> _Objective_
Produce the listing below again, exactly as shown.

Collected data:
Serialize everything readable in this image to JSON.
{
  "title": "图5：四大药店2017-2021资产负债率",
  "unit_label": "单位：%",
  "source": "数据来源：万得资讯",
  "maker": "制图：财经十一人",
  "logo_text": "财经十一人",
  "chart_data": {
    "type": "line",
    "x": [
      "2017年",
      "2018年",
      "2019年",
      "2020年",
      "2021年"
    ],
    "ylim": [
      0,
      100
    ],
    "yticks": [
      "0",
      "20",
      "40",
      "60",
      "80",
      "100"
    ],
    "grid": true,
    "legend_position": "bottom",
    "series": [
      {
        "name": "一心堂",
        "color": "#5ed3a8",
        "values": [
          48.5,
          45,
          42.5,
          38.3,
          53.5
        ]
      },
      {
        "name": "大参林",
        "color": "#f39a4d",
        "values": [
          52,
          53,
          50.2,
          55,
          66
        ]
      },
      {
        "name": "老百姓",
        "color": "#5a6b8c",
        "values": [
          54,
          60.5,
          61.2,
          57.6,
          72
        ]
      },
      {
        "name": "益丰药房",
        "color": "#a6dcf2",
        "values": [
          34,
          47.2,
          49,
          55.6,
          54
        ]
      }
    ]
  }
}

> _Task solution_
Serialize everything readable in this image to JSON.
{
  "title": "图5：四大药店2017-2021资产负债率",
  "unit_label": "单位：%",
  "source": "数据来源：万得资讯",
  "maker": "制图：财经十一人",
  "logo_text": "财经十一人",
  "chart_data": {
    "type": "line",
    "x": [
      "2017年",
      "2018年",
      "2019年",
      "2020年",
      "2021年"
    ],
    "ylim": [
      0,
      100
    ],
    "yticks": [
      "0",
      "20",
      "40",
      "60",
      "80",
      "100"
    ],
    "grid": true,
    "legend_position": "bottom",
    "series": [
      {
        "name": "一心堂",
        "color": "#5ed3a8",
        "values": [
          48.5,
          45,
          42.5,
          38.3,
          53.5
        ]
      },
      {
        "name": "大参林",
        "color": "#f39a4d",
        "values": [
          52,
          53,
          50.2,
          55,
          66
        ]
      },
      {
        "name": "老百姓",
        "color": "#5a6b8c",
        "values": [
          54,
          60.5,
          61.2,
          57.6,
          72
        ]
      },
      {
        "name": "益丰药房",
        "color": "#a6dcf2",
        "values": [
          34,
          47.2,
          49,
          55.6,
          54
        ]
      }
    ]
  }
}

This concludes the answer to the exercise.